--- start of Data records ---
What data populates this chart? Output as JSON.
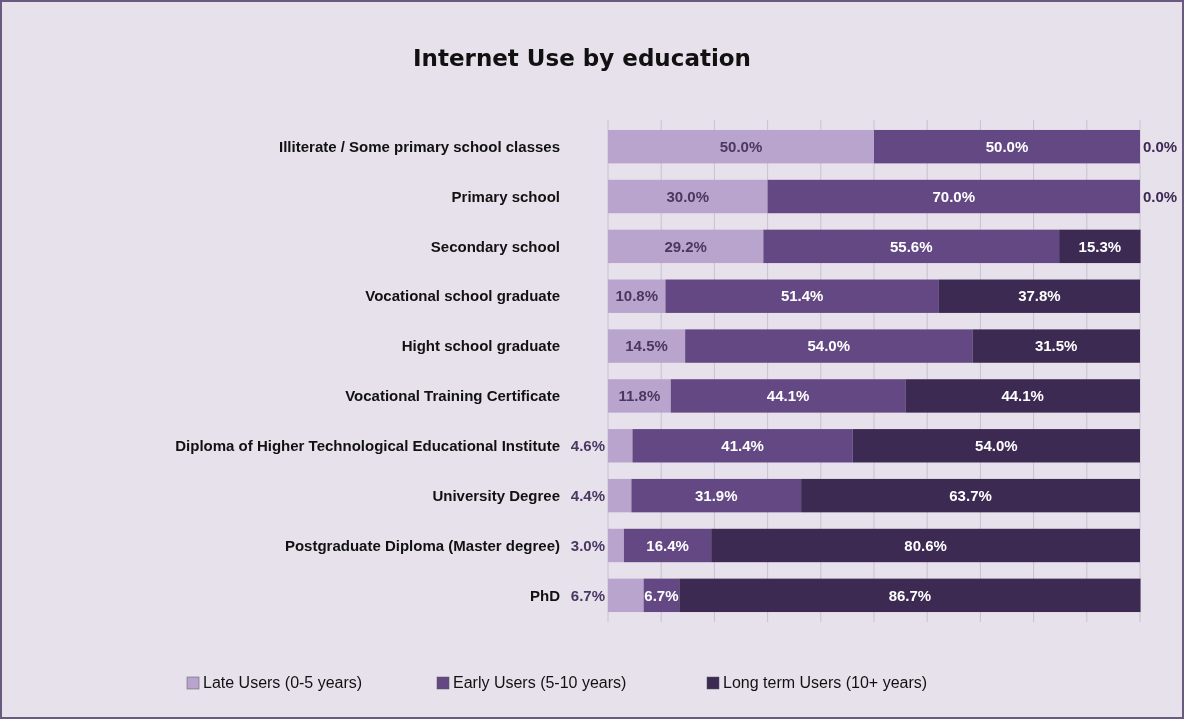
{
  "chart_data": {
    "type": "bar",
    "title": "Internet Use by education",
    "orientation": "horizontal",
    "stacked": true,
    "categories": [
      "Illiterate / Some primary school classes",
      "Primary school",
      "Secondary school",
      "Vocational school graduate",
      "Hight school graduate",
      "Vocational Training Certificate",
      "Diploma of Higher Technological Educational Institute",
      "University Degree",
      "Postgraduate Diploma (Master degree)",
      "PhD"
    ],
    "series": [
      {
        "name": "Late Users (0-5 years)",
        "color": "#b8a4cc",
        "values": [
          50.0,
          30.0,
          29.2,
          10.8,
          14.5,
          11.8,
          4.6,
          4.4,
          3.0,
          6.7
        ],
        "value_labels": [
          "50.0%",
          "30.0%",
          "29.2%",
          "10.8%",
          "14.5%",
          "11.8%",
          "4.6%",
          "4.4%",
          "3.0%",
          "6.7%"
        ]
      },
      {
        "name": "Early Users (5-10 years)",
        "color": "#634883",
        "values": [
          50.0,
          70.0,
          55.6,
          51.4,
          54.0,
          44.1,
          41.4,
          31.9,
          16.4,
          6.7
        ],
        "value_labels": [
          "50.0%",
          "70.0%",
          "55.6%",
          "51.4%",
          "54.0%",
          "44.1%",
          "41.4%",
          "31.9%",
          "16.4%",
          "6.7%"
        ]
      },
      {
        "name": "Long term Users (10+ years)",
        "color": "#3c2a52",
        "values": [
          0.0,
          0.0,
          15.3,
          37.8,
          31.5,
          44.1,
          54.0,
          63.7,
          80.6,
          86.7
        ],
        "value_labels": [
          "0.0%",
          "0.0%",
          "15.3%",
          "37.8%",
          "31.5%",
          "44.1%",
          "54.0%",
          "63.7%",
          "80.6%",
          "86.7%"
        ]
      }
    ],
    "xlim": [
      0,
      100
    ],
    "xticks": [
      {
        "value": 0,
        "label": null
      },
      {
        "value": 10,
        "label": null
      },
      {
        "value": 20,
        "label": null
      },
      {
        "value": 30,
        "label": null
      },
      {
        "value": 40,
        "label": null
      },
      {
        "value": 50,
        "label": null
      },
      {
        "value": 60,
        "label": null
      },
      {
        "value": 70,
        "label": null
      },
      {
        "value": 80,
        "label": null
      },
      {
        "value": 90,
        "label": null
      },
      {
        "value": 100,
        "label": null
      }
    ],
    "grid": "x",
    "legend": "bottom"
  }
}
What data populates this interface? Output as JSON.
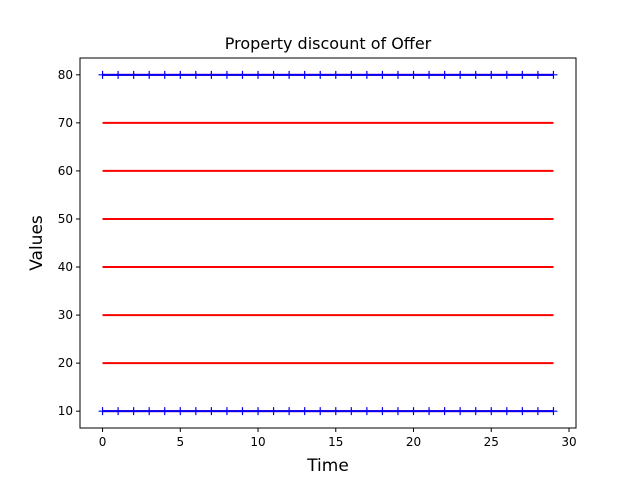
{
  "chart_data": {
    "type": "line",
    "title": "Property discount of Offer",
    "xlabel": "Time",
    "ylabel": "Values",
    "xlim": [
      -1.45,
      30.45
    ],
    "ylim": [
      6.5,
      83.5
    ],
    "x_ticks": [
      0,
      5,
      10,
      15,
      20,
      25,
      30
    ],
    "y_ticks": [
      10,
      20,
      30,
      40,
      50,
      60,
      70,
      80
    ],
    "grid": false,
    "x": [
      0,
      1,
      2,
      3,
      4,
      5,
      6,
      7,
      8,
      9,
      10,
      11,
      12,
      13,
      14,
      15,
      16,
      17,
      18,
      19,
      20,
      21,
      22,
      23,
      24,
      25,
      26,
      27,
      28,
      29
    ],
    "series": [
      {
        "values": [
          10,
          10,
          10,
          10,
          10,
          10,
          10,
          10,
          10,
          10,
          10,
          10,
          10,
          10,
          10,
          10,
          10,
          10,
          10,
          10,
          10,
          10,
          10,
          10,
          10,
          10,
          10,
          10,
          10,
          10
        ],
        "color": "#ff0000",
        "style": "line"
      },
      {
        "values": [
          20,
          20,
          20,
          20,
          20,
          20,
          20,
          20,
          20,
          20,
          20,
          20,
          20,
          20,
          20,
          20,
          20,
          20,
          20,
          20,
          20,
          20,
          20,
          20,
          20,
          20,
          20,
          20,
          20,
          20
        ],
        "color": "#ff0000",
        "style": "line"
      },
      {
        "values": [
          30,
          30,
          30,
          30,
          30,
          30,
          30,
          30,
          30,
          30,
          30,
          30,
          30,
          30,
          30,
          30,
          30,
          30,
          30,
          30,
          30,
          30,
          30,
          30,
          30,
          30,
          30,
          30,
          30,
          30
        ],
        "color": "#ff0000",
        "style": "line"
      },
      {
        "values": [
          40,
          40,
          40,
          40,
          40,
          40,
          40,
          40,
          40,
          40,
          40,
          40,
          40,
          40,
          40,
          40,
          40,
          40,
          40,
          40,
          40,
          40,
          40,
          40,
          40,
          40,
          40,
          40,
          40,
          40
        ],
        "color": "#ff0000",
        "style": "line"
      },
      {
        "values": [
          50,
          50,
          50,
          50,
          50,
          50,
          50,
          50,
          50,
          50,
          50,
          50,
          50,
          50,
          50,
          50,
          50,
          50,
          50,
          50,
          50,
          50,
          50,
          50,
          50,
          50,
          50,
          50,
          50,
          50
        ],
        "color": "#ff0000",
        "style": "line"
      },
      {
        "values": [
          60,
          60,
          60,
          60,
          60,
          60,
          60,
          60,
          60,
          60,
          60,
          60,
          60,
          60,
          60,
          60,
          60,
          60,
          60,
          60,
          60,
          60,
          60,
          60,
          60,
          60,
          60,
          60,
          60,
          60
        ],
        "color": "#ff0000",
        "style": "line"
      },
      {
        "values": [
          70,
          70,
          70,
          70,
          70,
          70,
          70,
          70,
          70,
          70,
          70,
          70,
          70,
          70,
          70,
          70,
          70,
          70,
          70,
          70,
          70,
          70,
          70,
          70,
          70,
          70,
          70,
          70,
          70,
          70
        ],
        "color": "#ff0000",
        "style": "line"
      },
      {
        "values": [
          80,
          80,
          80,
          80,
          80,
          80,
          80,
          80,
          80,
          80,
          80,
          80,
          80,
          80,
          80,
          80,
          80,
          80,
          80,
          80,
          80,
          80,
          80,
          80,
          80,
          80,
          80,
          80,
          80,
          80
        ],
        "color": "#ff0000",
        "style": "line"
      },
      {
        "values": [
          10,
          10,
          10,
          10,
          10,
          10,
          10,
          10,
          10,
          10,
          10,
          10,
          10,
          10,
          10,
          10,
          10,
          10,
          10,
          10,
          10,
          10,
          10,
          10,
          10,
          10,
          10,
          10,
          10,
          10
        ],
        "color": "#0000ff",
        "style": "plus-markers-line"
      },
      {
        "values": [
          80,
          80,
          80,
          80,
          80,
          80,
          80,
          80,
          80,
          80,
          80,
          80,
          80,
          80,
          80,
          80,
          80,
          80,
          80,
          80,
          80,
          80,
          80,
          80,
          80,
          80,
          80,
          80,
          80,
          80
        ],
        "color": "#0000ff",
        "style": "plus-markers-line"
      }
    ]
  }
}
--- end of Data records ---
◆ **Directions for this task**
From the records, copy every line that has the string "school" in it.

◆ **Task solution**
      "Illiterate / Some primary school classes",
      "Primary school",
      "Secondary school",
      "Vocational school graduate",
      "Hight school graduate",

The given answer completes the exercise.